#### Excerpted passage:
★ ★ ★ ★ ★

In case of the externally attached green light absorbing filter having the characteristic curve "d" in FIG. 2, the transmittance in a wavelength region near 555 nm where the spectral luminous is the highest is about 70% and the maximum transmittance in red and blue regions are higher than the transmittance in the region near 555 nm by 10% or more.
FIG. 3 shows reflectance curves of light from outside when using the filters shown in FIG. 2: namely, the letter "a" denotes a curve obtained when the red light transmitting filter is provided on the inner surface of the substrate and the green light absorbing filter is provided on the outside; "b" denotes a curve obtained when the blue light transmitting filter is provided on the inner surface of the substrate and the green light absorbing filter is provided on the outside; "c" denotes a curve obtained when the red, green, and blue filters are provided in correspondence to the red, green, and blue fluorescent material layers on the inner surface of the substrate; and "d" denotes a curve obtained when only the green light absorbing filter is provided on the outside. In FIG. 3, curves are shown with a scale that a reflectance of the outside light when using no filter corresponds to a value "1".
As will be readily understood from FIG. 3, in the wavelength region near 555 nm where the spectral luminous is the highest, the outside light reflectance of each of (a), (b), and (c) decreases as compared with (d) in case of using only the externally attached filter. Each of (a) in case of using the red light transmitting filter and (b) in case of using the blue light transmitting filter shows the outside light reflectance which is close to that of the case (c) where the filters of three colors are provided.
FIG. 4 shows outside light reflectance curves in consideration of the spectral luminous for the curves shown in FIG. 3. Reference letters "a", "b", "c", and "d" together show the same combination of the curves as those of FIG. 3. In this case as well, characteristic curves are shown in the scale that the outside light reflectance when using no filter corresponds to "1". As will be obviously understood from FIG. 4, an effect to sufficiently reduce the outside light reflectance is shown in a range of visible light.
As mentioned above, by forming a pattern of at least one color of the red or blue light transmitting filter onto the inner surface of the front glass substrate 11, the outside light reflection can be effectively reduced. Therefore, as shown in FIG. 5, in place of the red light transmitting filter, the blue light transmitting filter can be also provided on the inner surface of the substrate on the display surface side corresponding to the blue fluorescent material layer.

★ ★ ★ ★ ★

#### Records to use:

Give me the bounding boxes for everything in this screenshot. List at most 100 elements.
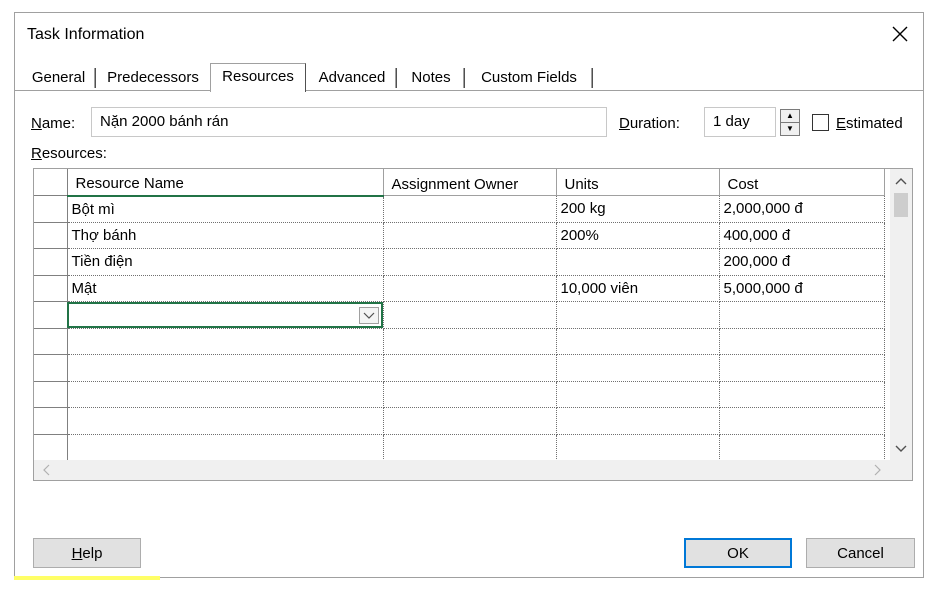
- cell-assignment-owner[interactable]: [383, 354, 557, 382]
- corner-cell[interactable]: [34, 169, 68, 196]
- row-header[interactable]: [34, 328, 68, 355]
- task-information-dialog: Task Information General Predecessors Re…: [14, 12, 924, 578]
- scroll-down-icon[interactable]: [890, 439, 912, 459]
- scroll-left-icon[interactable]: [36, 460, 56, 480]
- cell-cost[interactable]: [719, 381, 885, 408]
- tab-advanced[interactable]: Advanced: [307, 65, 397, 91]
- estimated-checkbox[interactable]: [812, 114, 829, 131]
- table-row[interactable]: [34, 354, 885, 382]
- cell-assignment-owner[interactable]: [383, 275, 557, 302]
- table-row[interactable]: Bột mì 200 kg 2,000,000 đ: [34, 195, 885, 223]
- row-header[interactable]: [34, 248, 68, 276]
- cell-resource-name[interactable]: [67, 381, 384, 408]
- ok-button[interactable]: OK: [684, 538, 792, 568]
- table-header-row: Resource Name Assignment Owner Units Cos…: [34, 169, 885, 197]
- cell-units[interactable]: 200%: [556, 222, 720, 249]
- cell-resource-name[interactable]: [67, 354, 384, 382]
- background-strip: [14, 576, 160, 580]
- cell-cost[interactable]: 200,000 đ: [719, 248, 885, 276]
- cancel-button[interactable]: Cancel: [806, 538, 915, 568]
- cell-resource-name[interactable]: Thợ bánh: [67, 222, 384, 249]
- tab-predecessors[interactable]: Predecessors: [96, 65, 210, 91]
- close-button[interactable]: [887, 21, 913, 47]
- row-header[interactable]: [34, 434, 68, 461]
- resource-dropdown-button[interactable]: [358, 307, 379, 324]
- column-header-resource-name[interactable]: Resource Name: [67, 169, 384, 197]
- row-header[interactable]: [34, 354, 68, 382]
- help-button[interactable]: Help: [33, 538, 141, 568]
- duration-spinner[interactable]: ▲ ▼: [780, 109, 800, 136]
- table-row[interactable]: [34, 407, 885, 435]
- cell-units[interactable]: [556, 248, 720, 276]
- cell-resource-name[interactable]: Bột mì: [67, 195, 384, 223]
- tab-general-label: General: [31, 69, 86, 86]
- cell-units[interactable]: 200 kg: [556, 195, 720, 223]
- row-header[interactable]: [34, 195, 68, 223]
- cell-units[interactable]: [556, 434, 720, 461]
- cell-units[interactable]: 10,000 viên: [556, 275, 720, 302]
- table-row[interactable]: Tiền điện 200,000 đ: [34, 248, 885, 276]
- cell-units[interactable]: [556, 354, 720, 382]
- tab-notes[interactable]: Notes: [397, 65, 465, 91]
- cell-resource-name[interactable]: [67, 407, 384, 435]
- cell-cost[interactable]: 5,000,000 đ: [719, 275, 885, 302]
- row-header[interactable]: [34, 381, 68, 408]
- cell-cost[interactable]: [719, 328, 885, 355]
- cell-assignment-owner[interactable]: [383, 222, 557, 249]
- estimated-label: Estimated: [836, 115, 903, 132]
- table-row[interactable]: [34, 328, 885, 355]
- scroll-up-icon[interactable]: [890, 171, 912, 191]
- row-header[interactable]: [34, 222, 68, 249]
- cell-resource-name[interactable]: [67, 434, 384, 461]
- title-bar: Task Information: [15, 13, 923, 57]
- cell-resource-name[interactable]: [67, 328, 384, 355]
- tab-predecessors-label: Predecessors: [107, 69, 199, 86]
- tab-general[interactable]: General: [21, 65, 96, 91]
- table-row[interactable]: [34, 301, 885, 329]
- spin-down-icon[interactable]: ▼: [781, 123, 799, 135]
- vertical-scrollbar[interactable]: [890, 169, 912, 461]
- tab-resources[interactable]: Resources: [210, 63, 306, 92]
- table-row[interactable]: [34, 434, 885, 461]
- cell-assignment-owner[interactable]: [383, 301, 557, 329]
- duration-input[interactable]: 1 day: [704, 107, 776, 137]
- cell-assignment-owner[interactable]: [383, 407, 557, 435]
- column-header-assignment-owner[interactable]: Assignment Owner: [383, 169, 557, 196]
- row-header[interactable]: [34, 301, 68, 329]
- cell-units[interactable]: [556, 301, 720, 329]
- cell-cost[interactable]: [719, 434, 885, 461]
- cell-units[interactable]: [556, 407, 720, 435]
- column-header-units[interactable]: Units: [556, 169, 720, 196]
- table-row[interactable]: Mật 10,000 viên 5,000,000 đ: [34, 275, 885, 302]
- dialog-title: Task Information: [27, 26, 145, 43]
- cell-units[interactable]: [556, 381, 720, 408]
- table-row[interactable]: [34, 381, 885, 408]
- name-input[interactable]: Nặn 2000 bánh rán: [91, 107, 607, 137]
- table-row[interactable]: Thợ bánh 200% 400,000 đ: [34, 222, 885, 249]
- cell-assignment-owner[interactable]: [383, 248, 557, 276]
- spin-up-icon[interactable]: ▲: [781, 110, 799, 122]
- cell-resource-name[interactable]: Mật: [67, 275, 384, 302]
- resources-label: Resources:: [31, 145, 107, 162]
- row-header[interactable]: [34, 275, 68, 302]
- scroll-right-icon[interactable]: [868, 460, 888, 480]
- cell-cost[interactable]: [719, 354, 885, 382]
- cell-assignment-owner[interactable]: [383, 195, 557, 223]
- cell-assignment-owner[interactable]: [383, 381, 557, 408]
- tab-resources-label: Resources: [222, 68, 294, 85]
- cell-cost[interactable]: 2,000,000 đ: [719, 195, 885, 223]
- cell-cost[interactable]: [719, 407, 885, 435]
- cell-cost[interactable]: 400,000 đ: [719, 222, 885, 249]
- cell-units[interactable]: [556, 328, 720, 355]
- horizontal-scrollbar[interactable]: [34, 460, 912, 480]
- cell-cost[interactable]: [719, 301, 885, 329]
- column-header-cost[interactable]: Cost: [719, 169, 885, 196]
- cell-resource-name[interactable]: Tiền điện: [67, 248, 384, 276]
- cell-assignment-owner[interactable]: [383, 328, 557, 355]
- vertical-scroll-thumb[interactable]: [894, 193, 908, 217]
- cell-assignment-owner[interactable]: [383, 434, 557, 461]
- cell-resource-name-selected[interactable]: [67, 301, 384, 329]
- tab-custom-fields[interactable]: Custom Fields: [465, 65, 593, 91]
- resources-grid[interactable]: Resource Name Assignment Owner Units Cos…: [33, 168, 913, 481]
- row-header[interactable]: [34, 407, 68, 435]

★ ★ ★ ★ ★

#### Problem set:
A: Reproduce, without alteration, the lines of the records between the line holding "- cell-assignment-owner[interactable]: [383, 354, 557, 382]" and the line holding "- tab-general-label: General: [31, 69, 86, 86]", inclusive.
B: Extend the passage on color filters for reducing outside light reflection, beginning after its final sentence.

#### Answers by task:
A:
- cell-assignment-owner[interactable]: [383, 354, 557, 382]
- corner-cell[interactable]: [34, 169, 68, 196]
- row-header[interactable]: [34, 328, 68, 355]
- task-information-dialog: Task Information General Predecessors Re…: [14, 12, 924, 578]
- scroll-down-icon[interactable]: [890, 439, 912, 459]
- scroll-left-icon[interactable]: [36, 460, 56, 480]
- cell-cost[interactable]: [719, 381, 885, 408]
- tab-advanced[interactable]: Advanced: [307, 65, 397, 91]
- estimated-checkbox[interactable]: [812, 114, 829, 131]
- table-row[interactable]: [34, 354, 885, 382]
- cell-assignment-owner[interactable]: [383, 275, 557, 302]
- table-row[interactable]: Bột mì 200 kg 2,000,000 đ: [34, 195, 885, 223]
- row-header[interactable]: [34, 248, 68, 276]
- cell-resource-name[interactable]: [67, 381, 384, 408]
- ok-button[interactable]: OK: [684, 538, 792, 568]
- table-header-row: Resource Name Assignment Owner Units Cos…: [34, 169, 885, 197]
- cell-units[interactable]: 200%: [556, 222, 720, 249]
- cell-resource-name[interactable]: [67, 354, 384, 382]
- background-strip: [14, 576, 160, 580]
- cell-cost[interactable]: 200,000 đ: [719, 248, 885, 276]
- cancel-button[interactable]: Cancel: [806, 538, 915, 568]
- cell-resource-name[interactable]: Thợ bánh: [67, 222, 384, 249]
- tab-predecessors[interactable]: Predecessors: [96, 65, 210, 91]
- close-button[interactable]: [887, 21, 913, 47]
- row-header[interactable]: [34, 434, 68, 461]
- resource-dropdown-button[interactable]: [358, 307, 379, 324]
- column-header-resource-name[interactable]: Resource Name: [67, 169, 384, 197]
- row-header[interactable]: [34, 354, 68, 382]
- help-button[interactable]: Help: [33, 538, 141, 568]
- duration-spinner[interactable]: ▲ ▼: [780, 109, 800, 136]
- table-row[interactable]: [34, 407, 885, 435]
- cell-units[interactable]: [556, 248, 720, 276]
- cell-resource-name[interactable]: Bột mì: [67, 195, 384, 223]
- tab-general-label: General: [31, 69, 86, 86]

B:
The red light transmitting filter is formed in a state where alkali ions in a glass raw material are substituted by an (ion exchange) colored glass thin film metal by stain or metal oxide or is formed by a method whereby after they were substituted, colloids are formed and a color is developed. The red light transmitting filter can be also formed by coating a red pigment and a glass or only the red pigment.
The blue light transmitting filter is obtained by printing a transparent glass paste onto the front glass substrate by using a glass paste for blue color including cobalt oxide or a blue glass paste in which a blue pigment and glass powders are mixed. The blue light transmitting filter can be also formed by coating only the blue pigment.
Although the first embodiment has been described with respect to an example in which either one of the red light transmitting filter and the blue light transmitting filter is formed on the inner surface of the front glass substrate 11, it will be obviously understood that two filters of the red light transmitting filter and the blue light transmitting filter can be also formed.
(Second embodiment)
The second embodiment with respect to the fluorescent materials on the outer surface of the substrate on the display surface side, on the inner surface of the substrate on the display surface side, and on the substrate on the back surface side will now be described.
As a second embodiment, the green light absorbing filter is provided on the outer surface of the substrate on the display surface side and the blue and red light transmitting filters corresponding to the blue and red fluorescent material layers are provided on the inner surface of the substrate on the display surface side. Further, the green fluorescent material layer of the substrate on the back surface side is formed as a colored fluorescent material layer for transmitting the green light, that is, for absorbing light in wavelength regions other than the green light. Consequently, the outside light reflection can be reduced so as to withstand a practical use. In the green light absorbing filter, the transmittance in a wavelength region near 555 nm where the spectral luminance is the highest is about 70% and the transmittances in the red and blue regions are higher than the transmittance in the region near 555 nm by 10% or more.
(Third embodiment)
As a third embodiment, the green light absorbing filter is provided on the outer surface of the substrate on the display surface side and the blue (or red) light transmitting filter corresponding to the blue (or red) fluorescent material layer is provided on the inner surface of the substrate on the display surface side. Further, at least one of the fluorescent material layers other than the blue (or red) fluorescent material layer of the substrate on the back surface side is formed by a colored fluorescent material layer for transmitting a corresponding monochromatic light, that is, for absorbing light in the wavelength regions other than the corresponding monochromatic light. Consequently, the outside light reflection can be reduced so as to withstand a practical use.
(Fourth embodiment)
As a fourth embodiment, the green light absorbing filter is provided on the outer surface of the substrate on the display surface side and is formed by a colored fluorescent material layer for absorbing light in the wavelength regions other than the corresponding monochromatic light of the substrate on the back surface side, thereby enabling the outside light reflection to be reduced so as to withstand a practical use. The green light transmitting filter can be also provided onto the inner surf ace of the substrate on the display surface side in correspondence to the green fluorescent material layer.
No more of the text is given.